>> start Exercise data
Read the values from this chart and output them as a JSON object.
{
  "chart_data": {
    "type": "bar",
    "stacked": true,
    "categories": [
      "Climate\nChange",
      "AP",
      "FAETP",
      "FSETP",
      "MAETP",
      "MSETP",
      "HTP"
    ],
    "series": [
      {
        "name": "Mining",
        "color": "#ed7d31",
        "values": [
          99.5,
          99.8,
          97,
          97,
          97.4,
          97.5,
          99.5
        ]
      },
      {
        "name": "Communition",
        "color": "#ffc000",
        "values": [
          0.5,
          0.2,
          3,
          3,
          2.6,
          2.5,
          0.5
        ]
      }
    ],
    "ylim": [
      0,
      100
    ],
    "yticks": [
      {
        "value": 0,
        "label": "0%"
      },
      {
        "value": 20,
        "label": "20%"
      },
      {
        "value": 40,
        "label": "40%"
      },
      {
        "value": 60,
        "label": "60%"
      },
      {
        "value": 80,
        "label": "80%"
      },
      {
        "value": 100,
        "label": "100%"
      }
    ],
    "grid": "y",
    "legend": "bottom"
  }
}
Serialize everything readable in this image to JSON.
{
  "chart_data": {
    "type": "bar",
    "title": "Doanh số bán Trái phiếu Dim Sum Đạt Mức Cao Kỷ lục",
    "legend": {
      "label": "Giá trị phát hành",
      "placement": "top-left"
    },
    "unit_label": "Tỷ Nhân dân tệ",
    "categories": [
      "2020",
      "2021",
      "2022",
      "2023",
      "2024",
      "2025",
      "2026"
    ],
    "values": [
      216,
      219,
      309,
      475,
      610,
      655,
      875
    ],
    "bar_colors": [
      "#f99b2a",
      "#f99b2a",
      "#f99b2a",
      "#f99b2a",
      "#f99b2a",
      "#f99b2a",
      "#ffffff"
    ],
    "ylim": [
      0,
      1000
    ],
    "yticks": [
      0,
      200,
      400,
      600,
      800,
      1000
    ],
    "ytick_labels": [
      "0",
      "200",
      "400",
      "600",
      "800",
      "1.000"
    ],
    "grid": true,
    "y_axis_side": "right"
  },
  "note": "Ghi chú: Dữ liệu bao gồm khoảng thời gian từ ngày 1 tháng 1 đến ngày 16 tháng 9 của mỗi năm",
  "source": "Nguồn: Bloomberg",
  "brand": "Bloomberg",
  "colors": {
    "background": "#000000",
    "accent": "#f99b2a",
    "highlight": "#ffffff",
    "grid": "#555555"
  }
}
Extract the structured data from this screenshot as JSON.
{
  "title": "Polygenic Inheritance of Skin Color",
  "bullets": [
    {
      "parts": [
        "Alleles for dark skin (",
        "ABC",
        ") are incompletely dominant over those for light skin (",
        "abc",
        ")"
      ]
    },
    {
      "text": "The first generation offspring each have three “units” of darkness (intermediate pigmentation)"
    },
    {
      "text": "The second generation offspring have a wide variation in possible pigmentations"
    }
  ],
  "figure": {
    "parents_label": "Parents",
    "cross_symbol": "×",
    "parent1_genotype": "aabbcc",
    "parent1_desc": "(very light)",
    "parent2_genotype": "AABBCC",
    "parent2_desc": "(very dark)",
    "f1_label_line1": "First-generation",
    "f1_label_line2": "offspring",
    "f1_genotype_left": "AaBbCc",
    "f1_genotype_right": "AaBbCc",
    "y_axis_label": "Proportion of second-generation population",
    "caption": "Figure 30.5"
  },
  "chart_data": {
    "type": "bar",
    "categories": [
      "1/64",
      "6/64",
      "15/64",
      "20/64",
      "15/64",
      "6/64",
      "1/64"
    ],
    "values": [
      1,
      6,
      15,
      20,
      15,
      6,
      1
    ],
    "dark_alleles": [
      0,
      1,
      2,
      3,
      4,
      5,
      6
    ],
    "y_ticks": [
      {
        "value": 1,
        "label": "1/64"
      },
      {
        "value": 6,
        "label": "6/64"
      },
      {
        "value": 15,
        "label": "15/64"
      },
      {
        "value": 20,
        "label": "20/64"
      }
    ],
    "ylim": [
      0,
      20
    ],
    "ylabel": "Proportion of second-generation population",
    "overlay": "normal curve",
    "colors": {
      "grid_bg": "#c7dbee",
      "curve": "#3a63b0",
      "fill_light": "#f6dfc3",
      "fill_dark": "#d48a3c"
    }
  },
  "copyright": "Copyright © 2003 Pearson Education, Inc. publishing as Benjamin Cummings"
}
>> end Exercise data
● **Task to complete**
Filter out all lines lacking the word "from" and copy the rest.

● **The answer**
Read the values from this chart and output them as a JSON object.
Extract the structured data from this screenshot as JSON.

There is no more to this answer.